* BEGIN *

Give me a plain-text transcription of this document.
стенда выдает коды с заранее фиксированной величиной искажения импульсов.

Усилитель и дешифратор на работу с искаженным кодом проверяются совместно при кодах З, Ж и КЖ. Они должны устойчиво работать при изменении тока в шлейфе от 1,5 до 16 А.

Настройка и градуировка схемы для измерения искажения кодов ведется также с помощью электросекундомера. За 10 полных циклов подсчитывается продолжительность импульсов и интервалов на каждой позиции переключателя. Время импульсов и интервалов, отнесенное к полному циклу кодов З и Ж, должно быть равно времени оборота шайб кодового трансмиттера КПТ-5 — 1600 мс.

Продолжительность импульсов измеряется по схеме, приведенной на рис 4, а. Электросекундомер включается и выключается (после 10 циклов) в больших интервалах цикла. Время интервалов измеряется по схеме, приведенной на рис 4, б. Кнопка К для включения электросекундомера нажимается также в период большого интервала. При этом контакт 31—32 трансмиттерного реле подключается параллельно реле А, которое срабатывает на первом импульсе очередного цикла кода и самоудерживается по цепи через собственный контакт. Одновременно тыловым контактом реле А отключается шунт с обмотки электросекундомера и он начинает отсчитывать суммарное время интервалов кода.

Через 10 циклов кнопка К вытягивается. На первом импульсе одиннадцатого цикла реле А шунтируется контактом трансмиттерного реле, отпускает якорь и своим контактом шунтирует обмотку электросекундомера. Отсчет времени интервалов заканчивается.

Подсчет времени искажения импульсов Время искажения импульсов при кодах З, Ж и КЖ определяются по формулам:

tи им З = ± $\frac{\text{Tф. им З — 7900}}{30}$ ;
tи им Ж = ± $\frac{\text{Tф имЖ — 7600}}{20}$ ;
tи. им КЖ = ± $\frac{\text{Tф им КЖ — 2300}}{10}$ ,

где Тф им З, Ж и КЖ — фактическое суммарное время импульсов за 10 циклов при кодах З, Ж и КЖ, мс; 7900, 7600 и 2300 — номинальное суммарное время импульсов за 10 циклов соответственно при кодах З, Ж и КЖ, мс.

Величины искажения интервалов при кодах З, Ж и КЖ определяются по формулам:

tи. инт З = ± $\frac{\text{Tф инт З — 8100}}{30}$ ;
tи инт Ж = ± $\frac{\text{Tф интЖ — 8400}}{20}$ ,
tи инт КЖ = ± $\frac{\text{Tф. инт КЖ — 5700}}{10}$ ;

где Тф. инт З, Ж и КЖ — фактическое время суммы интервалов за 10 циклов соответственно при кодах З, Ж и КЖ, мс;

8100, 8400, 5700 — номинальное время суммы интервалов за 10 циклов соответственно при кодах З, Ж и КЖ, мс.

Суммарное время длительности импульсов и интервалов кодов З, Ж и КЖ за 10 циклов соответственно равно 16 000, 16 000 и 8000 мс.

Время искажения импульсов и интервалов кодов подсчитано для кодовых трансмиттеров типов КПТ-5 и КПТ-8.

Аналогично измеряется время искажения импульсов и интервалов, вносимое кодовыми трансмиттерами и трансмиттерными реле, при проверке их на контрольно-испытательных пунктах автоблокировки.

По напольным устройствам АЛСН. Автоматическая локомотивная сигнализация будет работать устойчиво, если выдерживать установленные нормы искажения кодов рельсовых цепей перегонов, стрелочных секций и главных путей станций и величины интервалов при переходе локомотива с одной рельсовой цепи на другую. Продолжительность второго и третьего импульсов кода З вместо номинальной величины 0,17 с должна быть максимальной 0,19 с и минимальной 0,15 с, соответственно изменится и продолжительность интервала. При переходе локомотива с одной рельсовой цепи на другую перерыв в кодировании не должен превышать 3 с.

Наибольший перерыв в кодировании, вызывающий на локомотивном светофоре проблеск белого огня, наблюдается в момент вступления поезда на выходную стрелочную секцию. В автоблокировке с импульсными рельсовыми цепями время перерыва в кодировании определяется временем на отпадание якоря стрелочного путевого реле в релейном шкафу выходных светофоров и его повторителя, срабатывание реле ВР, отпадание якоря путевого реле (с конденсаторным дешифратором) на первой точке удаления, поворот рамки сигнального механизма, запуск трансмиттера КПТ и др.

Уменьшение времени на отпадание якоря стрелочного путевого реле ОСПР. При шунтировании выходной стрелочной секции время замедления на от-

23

* END *

Brief -> The records above need to be transcribed in full. Keep every character unchanged.

Expected answer ->
Give me a plain-text transcription of this document.
стенда выдает коды с заранее фиксированной величиной искажения импульсов.

Усилитель и дешифратор на работу с искаженным кодом проверяются совместно при кодах З, Ж и КЖ. Они должны устойчиво работать при изменении тока в шлейфе от 1,5 до 16 А.

Настройка и градуировка схемы для измерения искажения кодов ведется также с помощью электросекундомера. За 10 полных циклов подсчитывается продолжительность импульсов и интервалов на каждой позиции переключателя. Время импульсов и интервалов, отнесенное к полному циклу кодов З и Ж, должно быть равно времени оборота шайб кодового трансмиттера КПТ-5 — 1600 мс.

Продолжительность импульсов измеряется по схеме, приведенной на рис 4, а. Электросекундомер включается и выключается (после 10 циклов) в больших интервалах цикла. Время интервалов измеряется по схеме, приведенной на рис 4, б. Кнопка К для включения электросекундомера нажимается также в период большого интервала. При этом контакт 31—32 трансмиттерного реле подключается параллельно реле А, которое срабатывает на первом импульсе очередного цикла кода и самоудерживается по цепи через собственный контакт. Одновременно тыловым контактом реле А отключается шунт с обмотки электросекундомера и он начинает отсчитывать суммарное время интервалов кода.

Через 10 циклов кнопка К вытягивается. На первом импульсе одиннадцатого цикла реле А шунтируется контактом трансмиттерного реле, отпускает якорь и своим контактом шунтирует обмотку электросекундомера. Отсчет времени интервалов заканчивается.

Подсчет времени искажения импульсов Время искажения импульсов при кодах З, Ж и КЖ определяются по формулам:

tи им З = ± $\frac{\text{Tф. им З — 7900}}{30}$ ;
tи им Ж = ± $\frac{\text{Tф имЖ — 7600}}{20}$ ;
tи. им КЖ = ± $\frac{\text{Tф им КЖ — 2300}}{10}$ ,

где Тф им З, Ж и КЖ — фактическое суммарное время импульсов за 10 циклов при кодах З, Ж и КЖ, мс; 7900, 7600 и 2300 — номинальное суммарное время импульсов за 10 циклов соответственно при кодах З, Ж и КЖ, мс.

Величины искажения интервалов при кодах З, Ж и КЖ определяются по формулам:

tи. инт З = ± $\frac{\text{Tф инт З — 8100}}{30}$ ;
tи инт Ж = ± $\frac{\text{Tф интЖ — 8400}}{20}$ ,
tи инт КЖ = ± $\frac{\text{Tф. инт КЖ — 5700}}{10}$ ;

где Тф. инт З, Ж и КЖ — фактическое время суммы интервалов за 10 циклов соответственно при кодах З, Ж и КЖ, мс;

8100, 8400, 5700 — номинальное время суммы интервалов за 10 циклов соответственно при кодах З, Ж и КЖ, мс.

Суммарное время длительности импульсов и интервалов кодов З, Ж и КЖ за 10 циклов соответственно равно 16 000, 16 000 и 8000 мс.

Время искажения импульсов и интервалов кодов подсчитано для кодовых трансмиттеров типов КПТ-5 и КПТ-8.

Аналогично измеряется время искажения импульсов и интервалов, вносимое кодовыми трансмиттерами и трансмиттерными реле, при проверке их на контрольно-испытательных пунктах автоблокировки.

По напольным устройствам АЛСН. Автоматическая локомотивная сигнализация будет работать устойчиво, если выдерживать установленные нормы искажения кодов рельсовых цепей перегонов, стрелочных секций и главных путей станций и величины интервалов при переходе локомотива с одной рельсовой цепи на другую. Продолжительность второго и третьего импульсов кода З вместо номинальной величины 0,17 с должна быть максимальной 0,19 с и минимальной 0,15 с, соответственно изменится и продолжительность интервала. При переходе локомотива с одной рельсовой цепи на другую перерыв в кодировании не должен превышать 3 с.

Наибольший перерыв в кодировании, вызывающий на локомотивном светофоре проблеск белого огня, наблюдается в момент вступления поезда на выходную стрелочную секцию. В автоблокировке с импульсными рельсовыми цепями время перерыва в кодировании определяется временем на отпадание якоря стрелочного путевого реле в релейном шкафу выходных светофоров и его повторителя, срабатывание реле ВР, отпадание якоря путевого реле (с конденсаторным дешифратором) на первой точке удаления, поворот рамки сигнального механизма, запуск трансмиттера КПТ и др.

Уменьшение времени на отпадание якоря стрелочного путевого реле ОСПР. При шунтировании выходной стрелочной секции время замедления на от-

23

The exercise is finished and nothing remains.